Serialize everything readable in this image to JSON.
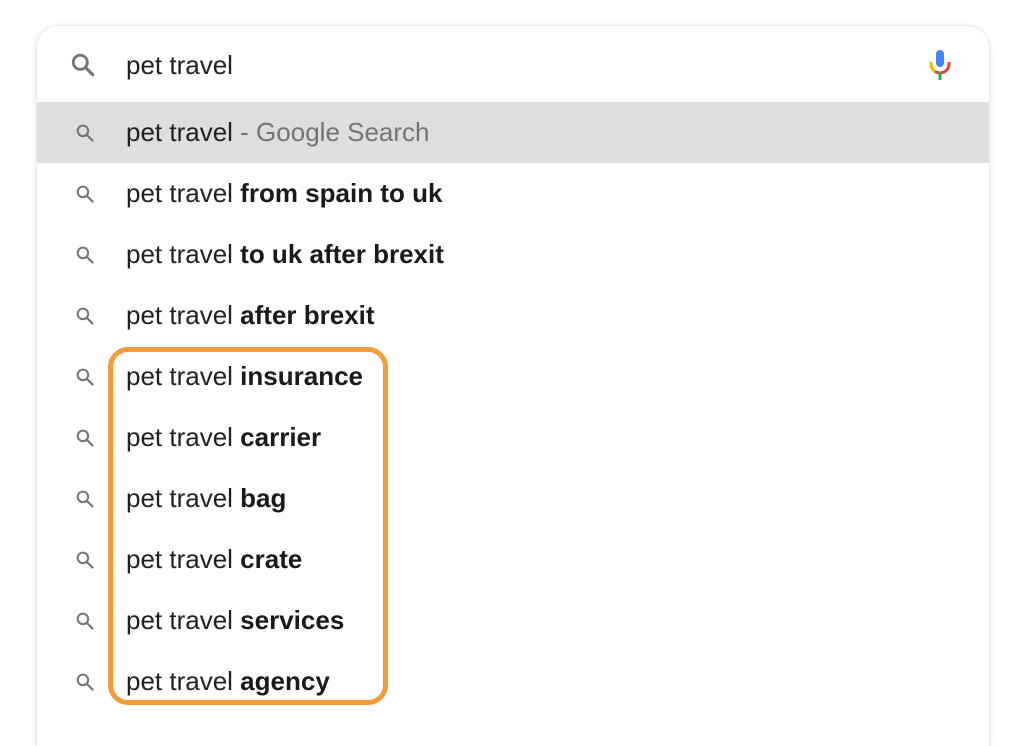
{
  "search": {
    "query": "pet travel"
  },
  "suggestions": [
    {
      "prefix": "pet travel",
      "bold": "",
      "suffix": " - Google Search",
      "highlighted": true
    },
    {
      "prefix": "pet travel ",
      "bold": "from spain to uk",
      "suffix": ""
    },
    {
      "prefix": "pet travel ",
      "bold": "to uk after brexit",
      "suffix": ""
    },
    {
      "prefix": "pet travel ",
      "bold": "after brexit",
      "suffix": ""
    },
    {
      "prefix": "pet travel ",
      "bold": "insurance",
      "suffix": ""
    },
    {
      "prefix": "pet travel ",
      "bold": "carrier",
      "suffix": ""
    },
    {
      "prefix": "pet travel ",
      "bold": "bag",
      "suffix": ""
    },
    {
      "prefix": "pet travel ",
      "bold": "crate",
      "suffix": ""
    },
    {
      "prefix": "pet travel ",
      "bold": "services",
      "suffix": ""
    },
    {
      "prefix": "pet travel ",
      "bold": "agency",
      "suffix": ""
    }
  ],
  "icons": {
    "search": "search-icon",
    "mic": "microphone-icon"
  },
  "colors": {
    "highlight_row": "#dedede",
    "callout_border": "#f29b38",
    "mic_blue": "#4285f4",
    "mic_red": "#ea4335",
    "mic_yellow": "#fbbc05",
    "mic_green": "#34a853"
  }
}
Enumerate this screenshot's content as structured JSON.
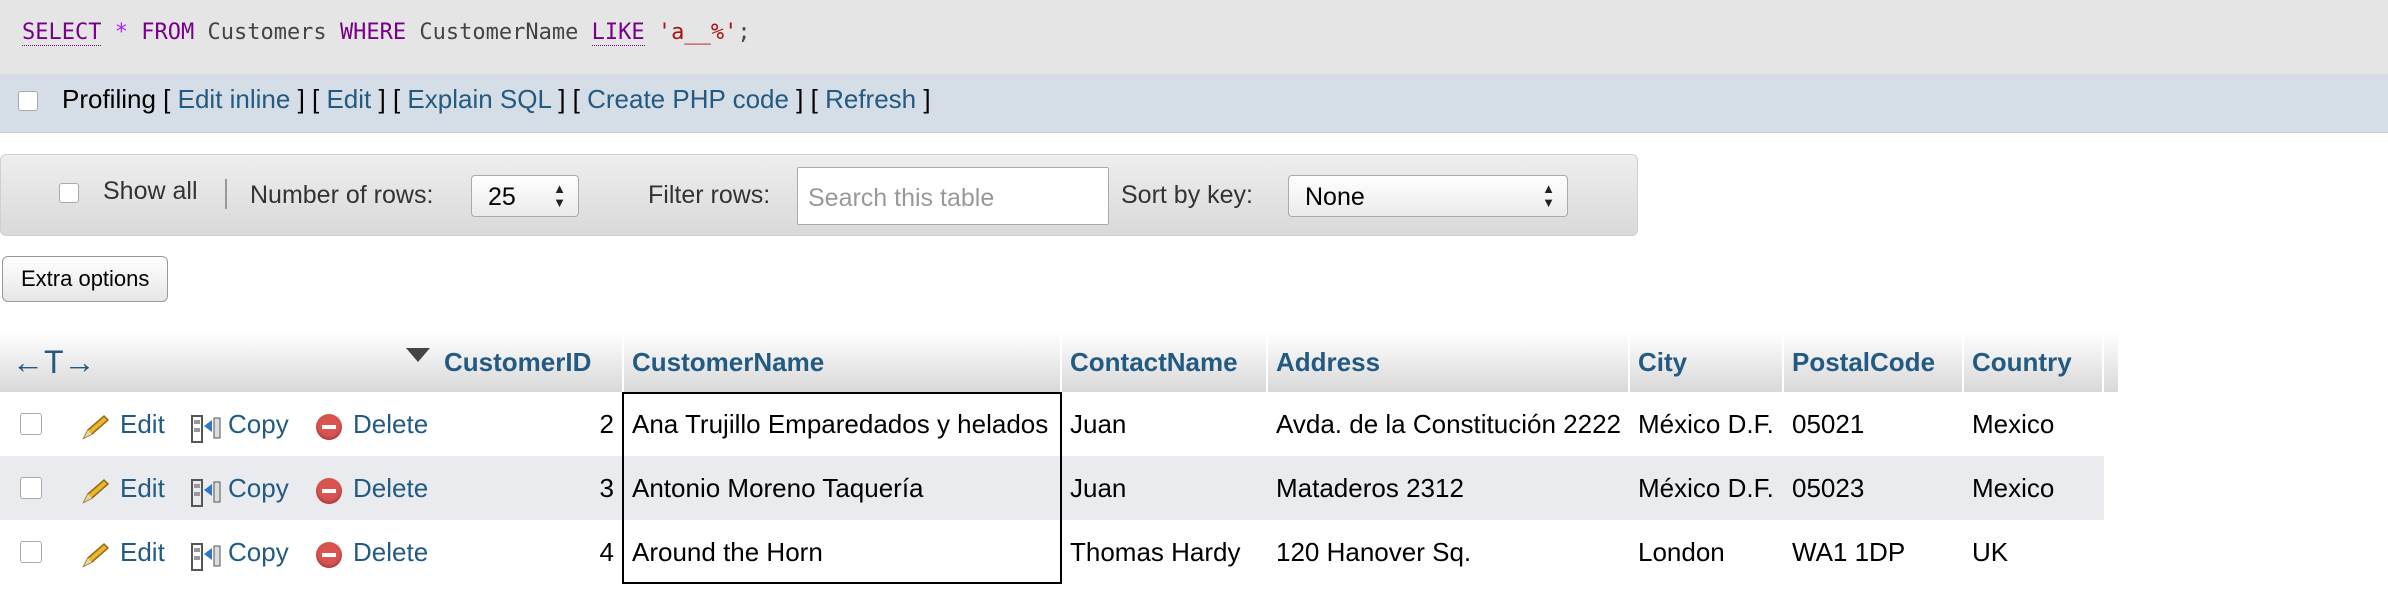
{
  "sql": {
    "select_kw": "SELECT",
    "star": "*",
    "from_kw": "FROM",
    "table": "Customers",
    "where_kw": "WHERE",
    "column": "CustomerName",
    "like_kw": "LIKE",
    "pattern": "'a__%'",
    "end": ";"
  },
  "tools": {
    "profiling": "Profiling",
    "edit_inline": "Edit inline",
    "edit": "Edit",
    "explain_sql": "Explain SQL",
    "create_php": "Create PHP code",
    "refresh": "Refresh"
  },
  "nav": {
    "show_all": "Show all",
    "rows_label": "Number of rows:",
    "rows_value": "25",
    "filter_label": "Filter rows:",
    "filter_placeholder": "Search this table",
    "sort_label": "Sort by key:",
    "sort_value": "None"
  },
  "extra_options": "Extra options",
  "table": {
    "arrows": "←T→",
    "columns": [
      "CustomerID",
      "CustomerName",
      "ContactName",
      "Address",
      "City",
      "PostalCode",
      "Country"
    ],
    "actions": {
      "edit": "Edit",
      "copy": "Copy",
      "delete": "Delete"
    },
    "rows": [
      {
        "id": "2",
        "name": "Ana Trujillo Emparedados y helados",
        "contact": "Juan",
        "address": "Avda. de la Constitución 2222",
        "city": "México D.F.",
        "postal": "05021",
        "country": "Mexico"
      },
      {
        "id": "3",
        "name": "Antonio Moreno Taquería",
        "contact": "Juan",
        "address": "Mataderos 2312",
        "city": "México D.F.",
        "postal": "05023",
        "country": "Mexico"
      },
      {
        "id": "4",
        "name": "Around the Horn",
        "contact": "Thomas Hardy",
        "address": "120 Hanover Sq.",
        "city": "London",
        "postal": "WA1 1DP",
        "country": "UK"
      }
    ]
  },
  "colors": {
    "link": "#235a81",
    "delete": "#d9534f",
    "keyword": "#770088",
    "string": "#aa1111"
  }
}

**Requirement**. Copy the records exactly. Skip the pictures.

**Response to this task**.
Serialize everything readable in this image to JSON.
{
  "search": {
    "query": "pet travel"
  },
  "suggestions": [
    {
      "prefix": "pet travel",
      "bold": "",
      "suffix": " - Google Search",
      "highlighted": true
    },
    {
      "prefix": "pet travel ",
      "bold": "from spain to uk",
      "suffix": ""
    },
    {
      "prefix": "pet travel ",
      "bold": "to uk after brexit",
      "suffix": ""
    },
    {
      "prefix": "pet travel ",
      "bold": "after brexit",
      "suffix": ""
    },
    {
      "prefix": "pet travel ",
      "bold": "insurance",
      "suffix": ""
    },
    {
      "prefix": "pet travel ",
      "bold": "carrier",
      "suffix": ""
    },
    {
      "prefix": "pet travel ",
      "bold": "bag",
      "suffix": ""
    },
    {
      "prefix": "pet travel ",
      "bold": "crate",
      "suffix": ""
    },
    {
      "prefix": "pet travel ",
      "bold": "services",
      "suffix": ""
    },
    {
      "prefix": "pet travel ",
      "bold": "agency",
      "suffix": ""
    }
  ],
  "icons": {
    "search": "search-icon",
    "mic": "microphone-icon"
  },
  "colors": {
    "highlight_row": "#dedede",
    "callout_border": "#f29b38",
    "mic_blue": "#4285f4",
    "mic_red": "#ea4335",
    "mic_yellow": "#fbbc05",
    "mic_green": "#34a853"
  }
}
Enumerate this screenshot's content as structured JSON.
{
  "sql": {
    "select_kw": "SELECT",
    "star": "*",
    "from_kw": "FROM",
    "table": "Customers",
    "where_kw": "WHERE",
    "column": "CustomerName",
    "like_kw": "LIKE",
    "pattern": "'a__%'",
    "end": ";"
  },
  "tools": {
    "profiling": "Profiling",
    "edit_inline": "Edit inline",
    "edit": "Edit",
    "explain_sql": "Explain SQL",
    "create_php": "Create PHP code",
    "refresh": "Refresh"
  },
  "nav": {
    "show_all": "Show all",
    "rows_label": "Number of rows:",
    "rows_value": "25",
    "filter_label": "Filter rows:",
    "filter_placeholder": "Search this table",
    "sort_label": "Sort by key:",
    "sort_value": "None"
  },
  "extra_options": "Extra options",
  "table": {
    "arrows": "←T→",
    "columns": [
      "CustomerID",
      "CustomerName",
      "ContactName",
      "Address",
      "City",
      "PostalCode",
      "Country"
    ],
    "actions": {
      "edit": "Edit",
      "copy": "Copy",
      "delete": "Delete"
    },
    "rows": [
      {
        "id": "2",
        "name": "Ana Trujillo Emparedados y helados",
        "contact": "Juan",
        "address": "Avda. de la Constitución 2222",
        "city": "México D.F.",
        "postal": "05021",
        "country": "Mexico"
      },
      {
        "id": "3",
        "name": "Antonio Moreno Taquería",
        "contact": "Juan",
        "address": "Mataderos 2312",
        "city": "México D.F.",
        "postal": "05023",
        "country": "Mexico"
      },
      {
        "id": "4",
        "name": "Around the Horn",
        "contact": "Thomas Hardy",
        "address": "120 Hanover Sq.",
        "city": "London",
        "postal": "WA1 1DP",
        "country": "UK"
      }
    ]
  },
  "colors": {
    "link": "#235a81",
    "delete": "#d9534f",
    "keyword": "#770088",
    "string": "#aa1111"
  }
}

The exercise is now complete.